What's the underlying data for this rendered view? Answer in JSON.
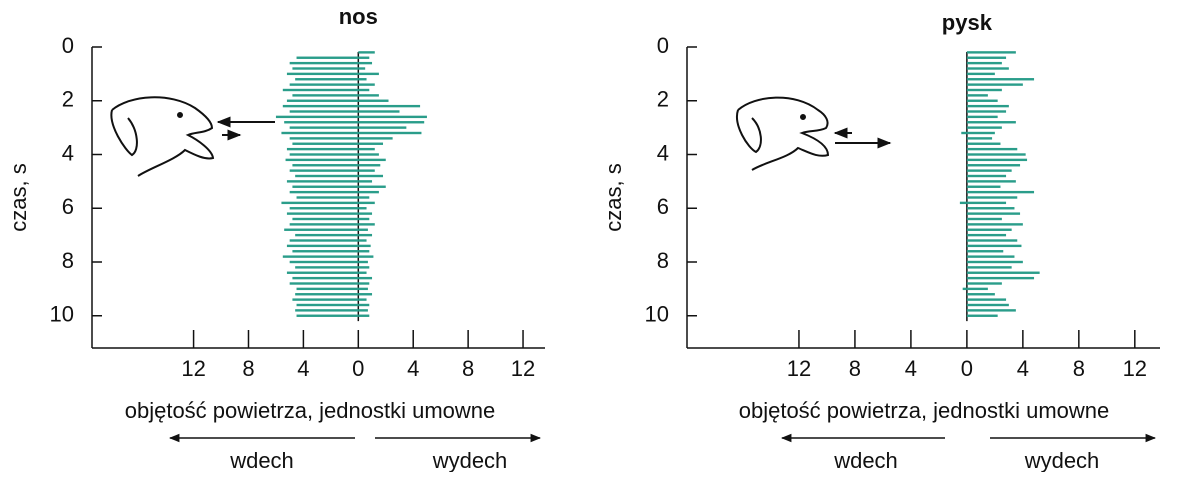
{
  "chart_data": [
    {
      "type": "bar",
      "orientation": "horizontal",
      "title": "nos",
      "xlabel": "objętość powietrza, jednostki umowne",
      "ylabel": "czas, s",
      "y": [
        0.2,
        0.4,
        0.6,
        0.8,
        1.0,
        1.2,
        1.4,
        1.6,
        1.8,
        2.0,
        2.2,
        2.4,
        2.6,
        2.8,
        3.0,
        3.2,
        3.4,
        3.6,
        3.8,
        4.0,
        4.2,
        4.4,
        4.6,
        4.8,
        5.0,
        5.2,
        5.4,
        5.6,
        5.8,
        6.0,
        6.2,
        6.4,
        6.6,
        6.8,
        7.0,
        7.2,
        7.4,
        7.6,
        7.8,
        8.0,
        8.2,
        8.4,
        8.6,
        8.8,
        9.0,
        9.2,
        9.4,
        9.6,
        9.8,
        10.0
      ],
      "series": [
        {
          "name": "wdech",
          "color": "#2a9d8a",
          "values": [
            null,
            -4.5,
            -5,
            -4.8,
            -5.2,
            -4.6,
            -5,
            -5.5,
            -4.8,
            -5.2,
            -5.5,
            -5,
            -6,
            -5.4,
            -5,
            -5.6,
            -5,
            -4.8,
            -5.2,
            -5,
            -5.3,
            -4.8,
            -5,
            -4.6,
            -5.2,
            -4.8,
            -5,
            -4.5,
            -5.6,
            -5,
            -5.2,
            -4.8,
            -5,
            -5.4,
            -4.6,
            -5,
            -5.2,
            -4.8,
            -5.5,
            -5,
            -4.6,
            -5.2,
            -4.8,
            -5,
            -4.5,
            -4.6,
            -4.8,
            -4.5,
            -4.6,
            -4.5
          ]
        },
        {
          "name": "wydech",
          "color": "#2a9d8a",
          "values": [
            1.2,
            0.8,
            1,
            0.5,
            1.5,
            0.6,
            1.2,
            0.8,
            1.5,
            2.2,
            4.5,
            3,
            5,
            4.8,
            3.5,
            4.6,
            2.5,
            1.8,
            1.2,
            1.5,
            2,
            1.6,
            1.2,
            1.8,
            1,
            2,
            1.5,
            0.8,
            1.2,
            0.6,
            1,
            0.8,
            1.2,
            0.7,
            1,
            0.6,
            0.9,
            0.8,
            1.1,
            0.7,
            0.8,
            0.6,
            1,
            0.8,
            0.7,
            1,
            0.6,
            0.8,
            0.7,
            0.8
          ]
        }
      ],
      "xlim": [
        -19.4,
        13.6
      ],
      "ylim": [
        0,
        11.2
      ],
      "xticks": [
        {
          "value": -12,
          "label": "12"
        },
        {
          "value": -8,
          "label": "8"
        },
        {
          "value": -4,
          "label": "4"
        },
        0,
        4,
        8,
        12
      ],
      "yticks": [
        0,
        2,
        4,
        6,
        8,
        10
      ]
    },
    {
      "type": "bar",
      "orientation": "horizontal",
      "title": "pysk",
      "xlabel": "objętość powietrza, jednostki umowne",
      "ylabel": "czas, s",
      "y": [
        0.2,
        0.4,
        0.6,
        0.8,
        1.0,
        1.2,
        1.4,
        1.6,
        1.8,
        2.0,
        2.2,
        2.4,
        2.6,
        2.8,
        3.0,
        3.2,
        3.4,
        3.6,
        3.8,
        4.0,
        4.2,
        4.4,
        4.6,
        4.8,
        5.0,
        5.2,
        5.4,
        5.6,
        5.8,
        6.0,
        6.2,
        6.4,
        6.6,
        6.8,
        7.0,
        7.2,
        7.4,
        7.6,
        7.8,
        8.0,
        8.2,
        8.4,
        8.6,
        8.8,
        9.0,
        9.2,
        9.4,
        9.6,
        9.8,
        10.0
      ],
      "series": [
        {
          "name": "wdech",
          "color": "#2a9d8a",
          "values": [
            null,
            null,
            null,
            null,
            null,
            null,
            null,
            null,
            null,
            null,
            null,
            null,
            null,
            null,
            null,
            -0.4,
            null,
            null,
            null,
            null,
            null,
            null,
            null,
            null,
            null,
            null,
            null,
            null,
            -0.5,
            null,
            null,
            null,
            null,
            null,
            null,
            null,
            null,
            null,
            null,
            null,
            null,
            null,
            null,
            null,
            -0.3,
            null,
            null,
            null,
            null,
            null
          ]
        },
        {
          "name": "wydech",
          "color": "#2a9d8a",
          "values": [
            3.5,
            2.8,
            2.5,
            3,
            2,
            4.8,
            4,
            2.5,
            1.5,
            2.2,
            3,
            2.8,
            2.2,
            3.5,
            2.5,
            2,
            1.8,
            2.4,
            3.6,
            4.2,
            4.3,
            3.8,
            3.2,
            2.8,
            3.5,
            2.4,
            4.8,
            3.6,
            2.8,
            3.4,
            3.8,
            2.5,
            4,
            3.2,
            2.8,
            3.6,
            3.9,
            2.6,
            3.4,
            4,
            3.2,
            5.2,
            4.8,
            2.5,
            1.5,
            2,
            2.8,
            3,
            3.5,
            2.2
          ]
        }
      ],
      "xlim": [
        -20,
        13.8
      ],
      "ylim": [
        0,
        11.2
      ],
      "xticks": [
        {
          "value": -12,
          "label": "12"
        },
        {
          "value": -8,
          "label": "8"
        },
        {
          "value": -4,
          "label": "4"
        },
        0,
        4,
        8,
        12
      ],
      "yticks": [
        0,
        2,
        4,
        6,
        8,
        10
      ]
    }
  ]
}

GIVEN PROBLEM:
Replicate the material above verbatim; images stay out of the copy.

THE RESULT:
What's the underlying data for this rendered view? Answer in JSON.
{
  "chart_data": [
    {
      "type": "bar",
      "orientation": "horizontal",
      "title": "nos",
      "xlabel": "objętość powietrza, jednostki umowne",
      "ylabel": "czas, s",
      "y": [
        0.2,
        0.4,
        0.6,
        0.8,
        1.0,
        1.2,
        1.4,
        1.6,
        1.8,
        2.0,
        2.2,
        2.4,
        2.6,
        2.8,
        3.0,
        3.2,
        3.4,
        3.6,
        3.8,
        4.0,
        4.2,
        4.4,
        4.6,
        4.8,
        5.0,
        5.2,
        5.4,
        5.6,
        5.8,
        6.0,
        6.2,
        6.4,
        6.6,
        6.8,
        7.0,
        7.2,
        7.4,
        7.6,
        7.8,
        8.0,
        8.2,
        8.4,
        8.6,
        8.8,
        9.0,
        9.2,
        9.4,
        9.6,
        9.8,
        10.0
      ],
      "series": [
        {
          "name": "wdech",
          "color": "#2a9d8a",
          "values": [
            null,
            -4.5,
            -5,
            -4.8,
            -5.2,
            -4.6,
            -5,
            -5.5,
            -4.8,
            -5.2,
            -5.5,
            -5,
            -6,
            -5.4,
            -5,
            -5.6,
            -5,
            -4.8,
            -5.2,
            -5,
            -5.3,
            -4.8,
            -5,
            -4.6,
            -5.2,
            -4.8,
            -5,
            -4.5,
            -5.6,
            -5,
            -5.2,
            -4.8,
            -5,
            -5.4,
            -4.6,
            -5,
            -5.2,
            -4.8,
            -5.5,
            -5,
            -4.6,
            -5.2,
            -4.8,
            -5,
            -4.5,
            -4.6,
            -4.8,
            -4.5,
            -4.6,
            -4.5
          ]
        },
        {
          "name": "wydech",
          "color": "#2a9d8a",
          "values": [
            1.2,
            0.8,
            1,
            0.5,
            1.5,
            0.6,
            1.2,
            0.8,
            1.5,
            2.2,
            4.5,
            3,
            5,
            4.8,
            3.5,
            4.6,
            2.5,
            1.8,
            1.2,
            1.5,
            2,
            1.6,
            1.2,
            1.8,
            1,
            2,
            1.5,
            0.8,
            1.2,
            0.6,
            1,
            0.8,
            1.2,
            0.7,
            1,
            0.6,
            0.9,
            0.8,
            1.1,
            0.7,
            0.8,
            0.6,
            1,
            0.8,
            0.7,
            1,
            0.6,
            0.8,
            0.7,
            0.8
          ]
        }
      ],
      "xlim": [
        -19.4,
        13.6
      ],
      "ylim": [
        0,
        11.2
      ],
      "xticks": [
        {
          "value": -12,
          "label": "12"
        },
        {
          "value": -8,
          "label": "8"
        },
        {
          "value": -4,
          "label": "4"
        },
        0,
        4,
        8,
        12
      ],
      "yticks": [
        0,
        2,
        4,
        6,
        8,
        10
      ]
    },
    {
      "type": "bar",
      "orientation": "horizontal",
      "title": "pysk",
      "xlabel": "objętość powietrza, jednostki umowne",
      "ylabel": "czas, s",
      "y": [
        0.2,
        0.4,
        0.6,
        0.8,
        1.0,
        1.2,
        1.4,
        1.6,
        1.8,
        2.0,
        2.2,
        2.4,
        2.6,
        2.8,
        3.0,
        3.2,
        3.4,
        3.6,
        3.8,
        4.0,
        4.2,
        4.4,
        4.6,
        4.8,
        5.0,
        5.2,
        5.4,
        5.6,
        5.8,
        6.0,
        6.2,
        6.4,
        6.6,
        6.8,
        7.0,
        7.2,
        7.4,
        7.6,
        7.8,
        8.0,
        8.2,
        8.4,
        8.6,
        8.8,
        9.0,
        9.2,
        9.4,
        9.6,
        9.8,
        10.0
      ],
      "series": [
        {
          "name": "wdech",
          "color": "#2a9d8a",
          "values": [
            null,
            null,
            null,
            null,
            null,
            null,
            null,
            null,
            null,
            null,
            null,
            null,
            null,
            null,
            null,
            -0.4,
            null,
            null,
            null,
            null,
            null,
            null,
            null,
            null,
            null,
            null,
            null,
            null,
            -0.5,
            null,
            null,
            null,
            null,
            null,
            null,
            null,
            null,
            null,
            null,
            null,
            null,
            null,
            null,
            null,
            -0.3,
            null,
            null,
            null,
            null,
            null
          ]
        },
        {
          "name": "wydech",
          "color": "#2a9d8a",
          "values": [
            3.5,
            2.8,
            2.5,
            3,
            2,
            4.8,
            4,
            2.5,
            1.5,
            2.2,
            3,
            2.8,
            2.2,
            3.5,
            2.5,
            2,
            1.8,
            2.4,
            3.6,
            4.2,
            4.3,
            3.8,
            3.2,
            2.8,
            3.5,
            2.4,
            4.8,
            3.6,
            2.8,
            3.4,
            3.8,
            2.5,
            4,
            3.2,
            2.8,
            3.6,
            3.9,
            2.6,
            3.4,
            4,
            3.2,
            5.2,
            4.8,
            2.5,
            1.5,
            2,
            2.8,
            3,
            3.5,
            2.2
          ]
        }
      ],
      "xlim": [
        -20,
        13.8
      ],
      "ylim": [
        0,
        11.2
      ],
      "xticks": [
        {
          "value": -12,
          "label": "12"
        },
        {
          "value": -8,
          "label": "8"
        },
        {
          "value": -4,
          "label": "4"
        },
        0,
        4,
        8,
        12
      ],
      "yticks": [
        0,
        2,
        4,
        6,
        8,
        10
      ]
    }
  ]
}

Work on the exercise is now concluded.